── AVAILABLE RECORDS ──

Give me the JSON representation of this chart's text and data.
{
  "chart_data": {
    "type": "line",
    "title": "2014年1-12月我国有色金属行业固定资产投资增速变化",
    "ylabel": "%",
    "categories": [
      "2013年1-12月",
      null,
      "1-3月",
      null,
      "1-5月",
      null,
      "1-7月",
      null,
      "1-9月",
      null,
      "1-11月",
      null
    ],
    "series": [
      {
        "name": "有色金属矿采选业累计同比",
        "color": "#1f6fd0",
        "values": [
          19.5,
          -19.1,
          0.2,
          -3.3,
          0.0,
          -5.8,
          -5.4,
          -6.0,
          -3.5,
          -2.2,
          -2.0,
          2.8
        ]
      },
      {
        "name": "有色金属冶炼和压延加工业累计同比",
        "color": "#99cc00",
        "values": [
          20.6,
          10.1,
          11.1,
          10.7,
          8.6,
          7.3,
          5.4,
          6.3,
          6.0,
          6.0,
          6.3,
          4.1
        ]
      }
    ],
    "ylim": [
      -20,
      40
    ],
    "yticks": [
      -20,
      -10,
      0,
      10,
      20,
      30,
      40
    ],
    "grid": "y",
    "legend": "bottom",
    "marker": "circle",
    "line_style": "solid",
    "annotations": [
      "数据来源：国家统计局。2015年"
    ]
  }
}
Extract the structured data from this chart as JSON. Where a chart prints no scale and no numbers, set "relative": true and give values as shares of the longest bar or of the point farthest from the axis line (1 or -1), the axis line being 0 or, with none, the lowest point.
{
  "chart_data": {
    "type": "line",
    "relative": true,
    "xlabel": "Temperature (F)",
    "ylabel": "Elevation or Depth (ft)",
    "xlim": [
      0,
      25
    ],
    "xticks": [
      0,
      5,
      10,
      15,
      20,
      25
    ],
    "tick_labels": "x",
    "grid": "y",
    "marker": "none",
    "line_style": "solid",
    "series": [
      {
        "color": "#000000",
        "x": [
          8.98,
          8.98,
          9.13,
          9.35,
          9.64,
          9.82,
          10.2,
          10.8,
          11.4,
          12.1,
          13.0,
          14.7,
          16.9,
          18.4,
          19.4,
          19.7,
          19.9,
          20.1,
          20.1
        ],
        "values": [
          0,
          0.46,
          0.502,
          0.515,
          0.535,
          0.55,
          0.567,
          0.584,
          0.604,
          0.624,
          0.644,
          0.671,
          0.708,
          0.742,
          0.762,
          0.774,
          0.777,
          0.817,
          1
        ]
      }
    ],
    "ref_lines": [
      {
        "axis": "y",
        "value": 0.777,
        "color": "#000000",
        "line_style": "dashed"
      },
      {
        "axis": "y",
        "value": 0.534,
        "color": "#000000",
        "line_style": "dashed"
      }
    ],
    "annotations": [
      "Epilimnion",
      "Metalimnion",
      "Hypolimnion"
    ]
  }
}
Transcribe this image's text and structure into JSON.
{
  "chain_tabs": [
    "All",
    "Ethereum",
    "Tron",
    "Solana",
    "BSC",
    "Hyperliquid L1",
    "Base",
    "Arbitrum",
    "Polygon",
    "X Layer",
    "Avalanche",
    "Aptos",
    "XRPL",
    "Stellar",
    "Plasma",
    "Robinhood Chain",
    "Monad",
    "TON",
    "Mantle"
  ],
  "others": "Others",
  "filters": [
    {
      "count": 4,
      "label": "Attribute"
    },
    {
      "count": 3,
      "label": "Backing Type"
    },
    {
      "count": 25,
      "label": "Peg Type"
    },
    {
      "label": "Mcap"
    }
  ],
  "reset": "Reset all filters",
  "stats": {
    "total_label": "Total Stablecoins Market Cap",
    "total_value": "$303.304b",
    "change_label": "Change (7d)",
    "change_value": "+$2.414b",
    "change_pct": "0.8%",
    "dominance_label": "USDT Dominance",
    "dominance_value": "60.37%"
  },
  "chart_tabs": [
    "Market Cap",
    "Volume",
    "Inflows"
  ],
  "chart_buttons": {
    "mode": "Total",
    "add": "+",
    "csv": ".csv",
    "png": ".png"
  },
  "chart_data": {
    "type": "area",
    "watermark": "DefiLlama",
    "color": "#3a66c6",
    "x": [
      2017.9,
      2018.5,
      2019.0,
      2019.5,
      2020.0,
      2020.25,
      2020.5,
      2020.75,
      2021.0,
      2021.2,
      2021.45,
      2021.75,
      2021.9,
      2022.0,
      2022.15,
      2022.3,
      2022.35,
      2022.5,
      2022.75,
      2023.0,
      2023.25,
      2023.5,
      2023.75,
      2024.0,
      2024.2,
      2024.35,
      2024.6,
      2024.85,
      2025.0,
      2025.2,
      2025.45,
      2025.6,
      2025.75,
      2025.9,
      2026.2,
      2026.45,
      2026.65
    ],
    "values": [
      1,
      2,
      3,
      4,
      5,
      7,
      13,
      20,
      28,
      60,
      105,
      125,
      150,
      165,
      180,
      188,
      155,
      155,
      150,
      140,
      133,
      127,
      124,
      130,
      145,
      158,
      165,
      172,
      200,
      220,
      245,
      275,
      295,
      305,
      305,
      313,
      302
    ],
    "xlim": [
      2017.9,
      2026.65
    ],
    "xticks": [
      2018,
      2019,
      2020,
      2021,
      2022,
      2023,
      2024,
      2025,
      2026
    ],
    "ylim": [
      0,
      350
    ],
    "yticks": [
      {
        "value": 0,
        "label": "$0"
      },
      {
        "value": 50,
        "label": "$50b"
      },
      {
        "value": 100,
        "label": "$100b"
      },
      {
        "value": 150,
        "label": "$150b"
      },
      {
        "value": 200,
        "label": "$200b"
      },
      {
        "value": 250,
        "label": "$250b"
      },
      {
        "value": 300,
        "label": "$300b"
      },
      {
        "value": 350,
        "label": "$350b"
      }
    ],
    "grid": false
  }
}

───

Retype all of the entries precisely as they are.

RESPONSE TO THE EXERCISE -
Give me the JSON representation of this chart's text and data.
{
  "chart_data": {
    "type": "line",
    "title": "2014年1-12月我国有色金属行业固定资产投资增速变化",
    "ylabel": "%",
    "categories": [
      "2013年1-12月",
      null,
      "1-3月",
      null,
      "1-5月",
      null,
      "1-7月",
      null,
      "1-9月",
      null,
      "1-11月",
      null
    ],
    "series": [
      {
        "name": "有色金属矿采选业累计同比",
        "color": "#1f6fd0",
        "values": [
          19.5,
          -19.1,
          0.2,
          -3.3,
          0.0,
          -5.8,
          -5.4,
          -6.0,
          -3.5,
          -2.2,
          -2.0,
          2.8
        ]
      },
      {
        "name": "有色金属冶炼和压延加工业累计同比",
        "color": "#99cc00",
        "values": [
          20.6,
          10.1,
          11.1,
          10.7,
          8.6,
          7.3,
          5.4,
          6.3,
          6.0,
          6.0,
          6.3,
          4.1
        ]
      }
    ],
    "ylim": [
      -20,
      40
    ],
    "yticks": [
      -20,
      -10,
      0,
      10,
      20,
      30,
      40
    ],
    "grid": "y",
    "legend": "bottom",
    "marker": "circle",
    "line_style": "solid",
    "annotations": [
      "数据来源：国家统计局。2015年"
    ]
  }
}
Extract the structured data from this chart as JSON. Where a chart prints no scale and no numbers, set "relative": true and give values as shares of the longest bar or of the point farthest from the axis line (1 or -1), the axis line being 0 or, with none, the lowest point.
{
  "chart_data": {
    "type": "line",
    "relative": true,
    "xlabel": "Temperature (F)",
    "ylabel": "Elevation or Depth (ft)",
    "xlim": [
      0,
      25
    ],
    "xticks": [
      0,
      5,
      10,
      15,
      20,
      25
    ],
    "tick_labels": "x",
    "grid": "y",
    "marker": "none",
    "line_style": "solid",
    "series": [
      {
        "color": "#000000",
        "x": [
          8.98,
          8.98,
          9.13,
          9.35,
          9.64,
          9.82,
          10.2,
          10.8,
          11.4,
          12.1,
          13.0,
          14.7,
          16.9,
          18.4,
          19.4,
          19.7,
          19.9,
          20.1,
          20.1
        ],
        "values": [
          0,
          0.46,
          0.502,
          0.515,
          0.535,
          0.55,
          0.567,
          0.584,
          0.604,
          0.624,
          0.644,
          0.671,
          0.708,
          0.742,
          0.762,
          0.774,
          0.777,
          0.817,
          1
        ]
      }
    ],
    "ref_lines": [
      {
        "axis": "y",
        "value": 0.777,
        "color": "#000000",
        "line_style": "dashed"
      },
      {
        "axis": "y",
        "value": 0.534,
        "color": "#000000",
        "line_style": "dashed"
      }
    ],
    "annotations": [
      "Epilimnion",
      "Metalimnion",
      "Hypolimnion"
    ]
  }
}
Transcribe this image's text and structure into JSON.
{
  "chain_tabs": [
    "All",
    "Ethereum",
    "Tron",
    "Solana",
    "BSC",
    "Hyperliquid L1",
    "Base",
    "Arbitrum",
    "Polygon",
    "X Layer",
    "Avalanche",
    "Aptos",
    "XRPL",
    "Stellar",
    "Plasma",
    "Robinhood Chain",
    "Monad",
    "TON",
    "Mantle"
  ],
  "others": "Others",
  "filters": [
    {
      "count": 4,
      "label": "Attribute"
    },
    {
      "count": 3,
      "label": "Backing Type"
    },
    {
      "count": 25,
      "label": "Peg Type"
    },
    {
      "label": "Mcap"
    }
  ],
  "reset": "Reset all filters",
  "stats": {
    "total_label": "Total Stablecoins Market Cap",
    "total_value": "$303.304b",
    "change_label": "Change (7d)",
    "change_value": "+$2.414b",
    "change_pct": "0.8%",
    "dominance_label": "USDT Dominance",
    "dominance_value": "60.37%"
  },
  "chart_tabs": [
    "Market Cap",
    "Volume",
    "Inflows"
  ],
  "chart_buttons": {
    "mode": "Total",
    "add": "+",
    "csv": ".csv",
    "png": ".png"
  },
  "chart_data": {
    "type": "area",
    "watermark": "DefiLlama",
    "color": "#3a66c6",
    "x": [
      2017.9,
      2018.5,
      2019.0,
      2019.5,
      2020.0,
      2020.25,
      2020.5,
      2020.75,
      2021.0,
      2021.2,
      2021.45,
      2021.75,
      2021.9,
      2022.0,
      2022.15,
      2022.3,
      2022.35,
      2022.5,
      2022.75,
      2023.0,
      2023.25,
      2023.5,
      2023.75,
      2024.0,
      2024.2,
      2024.35,
      2024.6,
      2024.85,
      2025.0,
      2025.2,
      2025.45,
      2025.6,
      2025.75,
      2025.9,
      2026.2,
      2026.45,
      2026.65
    ],
    "values": [
      1,
      2,
      3,
      4,
      5,
      7,
      13,
      20,
      28,
      60,
      105,
      125,
      150,
      165,
      180,
      188,
      155,
      155,
      150,
      140,
      133,
      127,
      124,
      130,
      145,
      158,
      165,
      172,
      200,
      220,
      245,
      275,
      295,
      305,
      305,
      313,
      302
    ],
    "xlim": [
      2017.9,
      2026.65
    ],
    "xticks": [
      2018,
      2019,
      2020,
      2021,
      2022,
      2023,
      2024,
      2025,
      2026
    ],
    "ylim": [
      0,
      350
    ],
    "yticks": [
      {
        "value": 0,
        "label": "$0"
      },
      {
        "value": 50,
        "label": "$50b"
      },
      {
        "value": 100,
        "label": "$100b"
      },
      {
        "value": 150,
        "label": "$150b"
      },
      {
        "value": 200,
        "label": "$200b"
      },
      {
        "value": 250,
        "label": "$250b"
      },
      {
        "value": 300,
        "label": "$300b"
      },
      {
        "value": 350,
        "label": "$350b"
      }
    ],
    "grid": false
  }
}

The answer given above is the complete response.